WHAT THE TASK ASKS:
Present every line in which the string "color" appears.

EXERCISE MATERIALS:
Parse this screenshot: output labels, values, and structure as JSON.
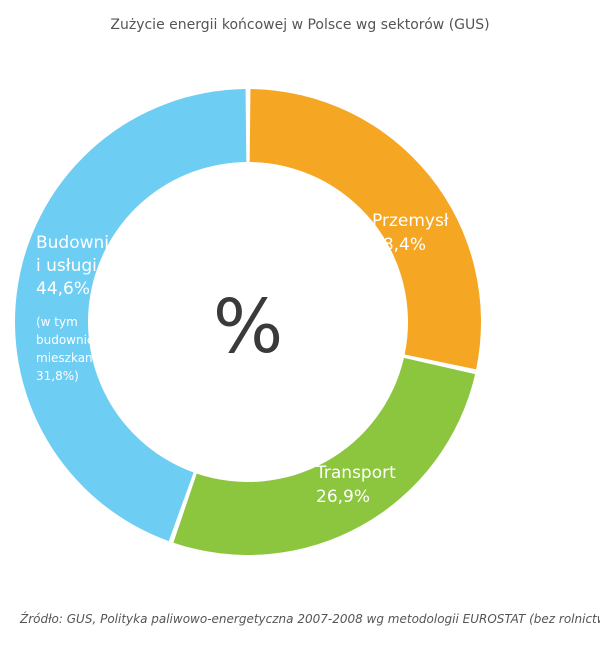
{
  "title": "Zużycie energii końcowej w Polsce wg sektorów (GUS)",
  "center_symbol": "%",
  "source": "Źródło: GUS, Polityka paliwowo-energetyczna 2007-2008 wg metodologii EUROSTAT (bez rolnictwa)",
  "chart_data": {
    "type": "pie",
    "variant": "donut",
    "start_angle_deg": 0,
    "direction": "clockwise",
    "slices": [
      {
        "label_lines": [
          "Przemysł",
          "28,4%"
        ],
        "value": 28.4,
        "color": "#f5a623"
      },
      {
        "label_lines": [
          "Transport",
          "26,9%"
        ],
        "value": 26.9,
        "color": "#8cc63f"
      },
      {
        "label_lines": [
          "Budownictwo",
          "i usługi",
          "44,6%"
        ],
        "note_lines": [
          "(w tym",
          "budownictwo",
          "mieszkaniowe",
          "31,8%)"
        ],
        "value": 44.6,
        "color": "#6dcdf2"
      }
    ]
  }
}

RESULT BELOW:
        "color": "#f5a623"
        "color": "#8cc63f"
        "color": "#6dcdf2"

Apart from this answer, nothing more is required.